#### PROBLEM DETAILS:
Quote the records beneath, complete and exact. Leave out images.

-- Start --

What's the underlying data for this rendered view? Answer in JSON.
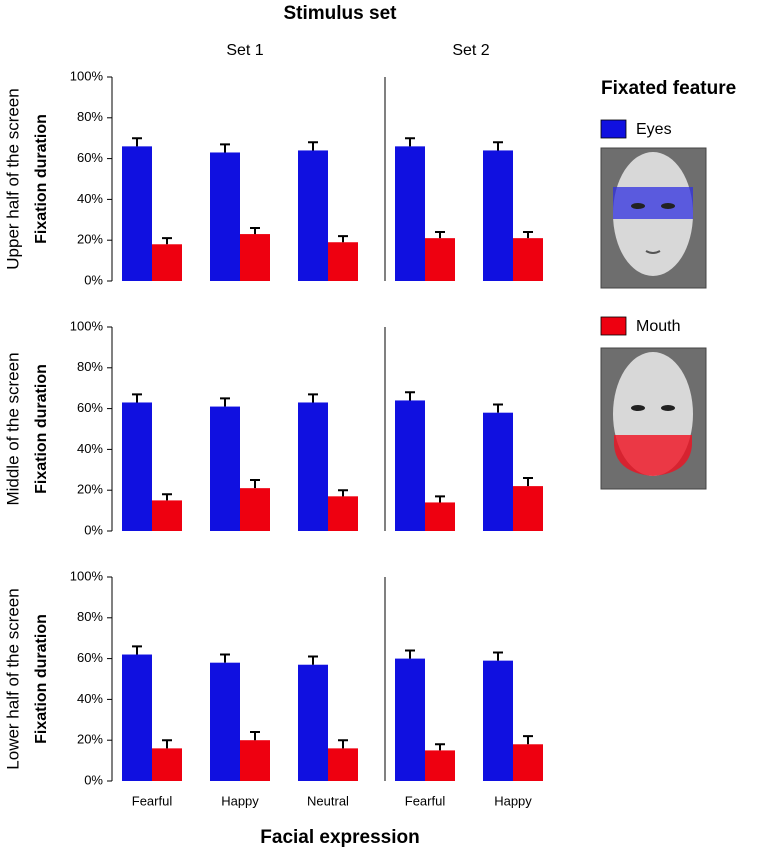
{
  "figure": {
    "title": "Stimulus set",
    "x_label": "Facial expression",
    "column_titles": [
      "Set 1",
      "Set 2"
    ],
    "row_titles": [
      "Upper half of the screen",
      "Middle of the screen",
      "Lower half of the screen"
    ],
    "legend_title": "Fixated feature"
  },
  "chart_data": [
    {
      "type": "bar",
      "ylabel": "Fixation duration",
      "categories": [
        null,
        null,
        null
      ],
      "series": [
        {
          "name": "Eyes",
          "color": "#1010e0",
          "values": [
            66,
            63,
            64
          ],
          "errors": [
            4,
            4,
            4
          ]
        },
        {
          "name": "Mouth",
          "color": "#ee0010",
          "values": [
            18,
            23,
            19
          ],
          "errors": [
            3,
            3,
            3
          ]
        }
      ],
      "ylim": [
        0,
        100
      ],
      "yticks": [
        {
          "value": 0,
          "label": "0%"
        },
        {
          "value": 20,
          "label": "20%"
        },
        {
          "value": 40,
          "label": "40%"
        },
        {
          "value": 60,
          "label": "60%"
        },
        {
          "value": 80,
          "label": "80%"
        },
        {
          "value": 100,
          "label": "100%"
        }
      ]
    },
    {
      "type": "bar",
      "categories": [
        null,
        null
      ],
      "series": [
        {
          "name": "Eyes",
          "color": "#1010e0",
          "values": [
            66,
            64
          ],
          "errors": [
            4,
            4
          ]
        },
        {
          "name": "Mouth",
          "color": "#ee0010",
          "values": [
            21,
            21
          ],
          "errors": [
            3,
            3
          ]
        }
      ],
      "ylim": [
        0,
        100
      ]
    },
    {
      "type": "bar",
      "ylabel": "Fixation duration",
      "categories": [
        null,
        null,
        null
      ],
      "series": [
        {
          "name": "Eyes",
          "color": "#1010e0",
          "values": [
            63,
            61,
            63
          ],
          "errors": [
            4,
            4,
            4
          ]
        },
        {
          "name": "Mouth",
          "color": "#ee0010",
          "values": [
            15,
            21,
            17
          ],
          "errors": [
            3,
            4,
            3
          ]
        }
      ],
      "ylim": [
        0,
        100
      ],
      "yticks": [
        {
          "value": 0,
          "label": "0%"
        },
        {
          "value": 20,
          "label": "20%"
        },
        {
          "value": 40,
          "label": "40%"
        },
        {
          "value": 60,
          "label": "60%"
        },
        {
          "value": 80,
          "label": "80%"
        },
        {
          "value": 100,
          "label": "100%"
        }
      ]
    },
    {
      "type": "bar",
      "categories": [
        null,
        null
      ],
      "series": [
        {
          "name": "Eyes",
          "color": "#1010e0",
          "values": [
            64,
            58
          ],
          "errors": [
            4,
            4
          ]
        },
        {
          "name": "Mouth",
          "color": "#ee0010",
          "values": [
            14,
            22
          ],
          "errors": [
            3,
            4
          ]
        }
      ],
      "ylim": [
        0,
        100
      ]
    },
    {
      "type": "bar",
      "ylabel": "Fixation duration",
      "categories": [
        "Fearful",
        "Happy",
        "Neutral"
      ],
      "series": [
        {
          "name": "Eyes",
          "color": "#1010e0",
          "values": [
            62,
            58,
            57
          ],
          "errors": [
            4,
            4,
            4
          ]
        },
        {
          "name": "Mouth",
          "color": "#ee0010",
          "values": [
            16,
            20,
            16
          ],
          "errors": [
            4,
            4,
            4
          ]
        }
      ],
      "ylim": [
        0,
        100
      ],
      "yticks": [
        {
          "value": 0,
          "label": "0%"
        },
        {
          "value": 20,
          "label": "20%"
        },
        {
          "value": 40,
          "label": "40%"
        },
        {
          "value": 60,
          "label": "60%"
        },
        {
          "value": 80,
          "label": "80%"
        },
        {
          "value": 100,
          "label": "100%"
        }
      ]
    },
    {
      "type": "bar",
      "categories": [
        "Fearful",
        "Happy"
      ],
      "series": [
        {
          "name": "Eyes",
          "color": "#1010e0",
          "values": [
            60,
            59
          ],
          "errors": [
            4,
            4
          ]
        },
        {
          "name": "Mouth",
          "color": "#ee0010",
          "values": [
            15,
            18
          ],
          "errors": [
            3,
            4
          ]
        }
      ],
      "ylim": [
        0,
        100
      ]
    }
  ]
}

-- End --

#### SOLUTION BELOW:
What's the underlying data for this rendered view? Answer in JSON.
{
  "figure": {
    "title": "Stimulus set",
    "x_label": "Facial expression",
    "column_titles": [
      "Set 1",
      "Set 2"
    ],
    "row_titles": [
      "Upper half of the screen",
      "Middle of the screen",
      "Lower half of the screen"
    ],
    "legend_title": "Fixated feature"
  },
  "chart_data": [
    {
      "type": "bar",
      "ylabel": "Fixation duration",
      "categories": [
        null,
        null,
        null
      ],
      "series": [
        {
          "name": "Eyes",
          "color": "#1010e0",
          "values": [
            66,
            63,
            64
          ],
          "errors": [
            4,
            4,
            4
          ]
        },
        {
          "name": "Mouth",
          "color": "#ee0010",
          "values": [
            18,
            23,
            19
          ],
          "errors": [
            3,
            3,
            3
          ]
        }
      ],
      "ylim": [
        0,
        100
      ],
      "yticks": [
        {
          "value": 0,
          "label": "0%"
        },
        {
          "value": 20,
          "label": "20%"
        },
        {
          "value": 40,
          "label": "40%"
        },
        {
          "value": 60,
          "label": "60%"
        },
        {
          "value": 80,
          "label": "80%"
        },
        {
          "value": 100,
          "label": "100%"
        }
      ]
    },
    {
      "type": "bar",
      "categories": [
        null,
        null
      ],
      "series": [
        {
          "name": "Eyes",
          "color": "#1010e0",
          "values": [
            66,
            64
          ],
          "errors": [
            4,
            4
          ]
        },
        {
          "name": "Mouth",
          "color": "#ee0010",
          "values": [
            21,
            21
          ],
          "errors": [
            3,
            3
          ]
        }
      ],
      "ylim": [
        0,
        100
      ]
    },
    {
      "type": "bar",
      "ylabel": "Fixation duration",
      "categories": [
        null,
        null,
        null
      ],
      "series": [
        {
          "name": "Eyes",
          "color": "#1010e0",
          "values": [
            63,
            61,
            63
          ],
          "errors": [
            4,
            4,
            4
          ]
        },
        {
          "name": "Mouth",
          "color": "#ee0010",
          "values": [
            15,
            21,
            17
          ],
          "errors": [
            3,
            4,
            3
          ]
        }
      ],
      "ylim": [
        0,
        100
      ],
      "yticks": [
        {
          "value": 0,
          "label": "0%"
        },
        {
          "value": 20,
          "label": "20%"
        },
        {
          "value": 40,
          "label": "40%"
        },
        {
          "value": 60,
          "label": "60%"
        },
        {
          "value": 80,
          "label": "80%"
        },
        {
          "value": 100,
          "label": "100%"
        }
      ]
    },
    {
      "type": "bar",
      "categories": [
        null,
        null
      ],
      "series": [
        {
          "name": "Eyes",
          "color": "#1010e0",
          "values": [
            64,
            58
          ],
          "errors": [
            4,
            4
          ]
        },
        {
          "name": "Mouth",
          "color": "#ee0010",
          "values": [
            14,
            22
          ],
          "errors": [
            3,
            4
          ]
        }
      ],
      "ylim": [
        0,
        100
      ]
    },
    {
      "type": "bar",
      "ylabel": "Fixation duration",
      "categories": [
        "Fearful",
        "Happy",
        "Neutral"
      ],
      "series": [
        {
          "name": "Eyes",
          "color": "#1010e0",
          "values": [
            62,
            58,
            57
          ],
          "errors": [
            4,
            4,
            4
          ]
        },
        {
          "name": "Mouth",
          "color": "#ee0010",
          "values": [
            16,
            20,
            16
          ],
          "errors": [
            4,
            4,
            4
          ]
        }
      ],
      "ylim": [
        0,
        100
      ],
      "yticks": [
        {
          "value": 0,
          "label": "0%"
        },
        {
          "value": 20,
          "label": "20%"
        },
        {
          "value": 40,
          "label": "40%"
        },
        {
          "value": 60,
          "label": "60%"
        },
        {
          "value": 80,
          "label": "80%"
        },
        {
          "value": 100,
          "label": "100%"
        }
      ]
    },
    {
      "type": "bar",
      "categories": [
        "Fearful",
        "Happy"
      ],
      "series": [
        {
          "name": "Eyes",
          "color": "#1010e0",
          "values": [
            60,
            59
          ],
          "errors": [
            4,
            4
          ]
        },
        {
          "name": "Mouth",
          "color": "#ee0010",
          "values": [
            15,
            18
          ],
          "errors": [
            3,
            4
          ]
        }
      ],
      "ylim": [
        0,
        100
      ]
    }
  ]
}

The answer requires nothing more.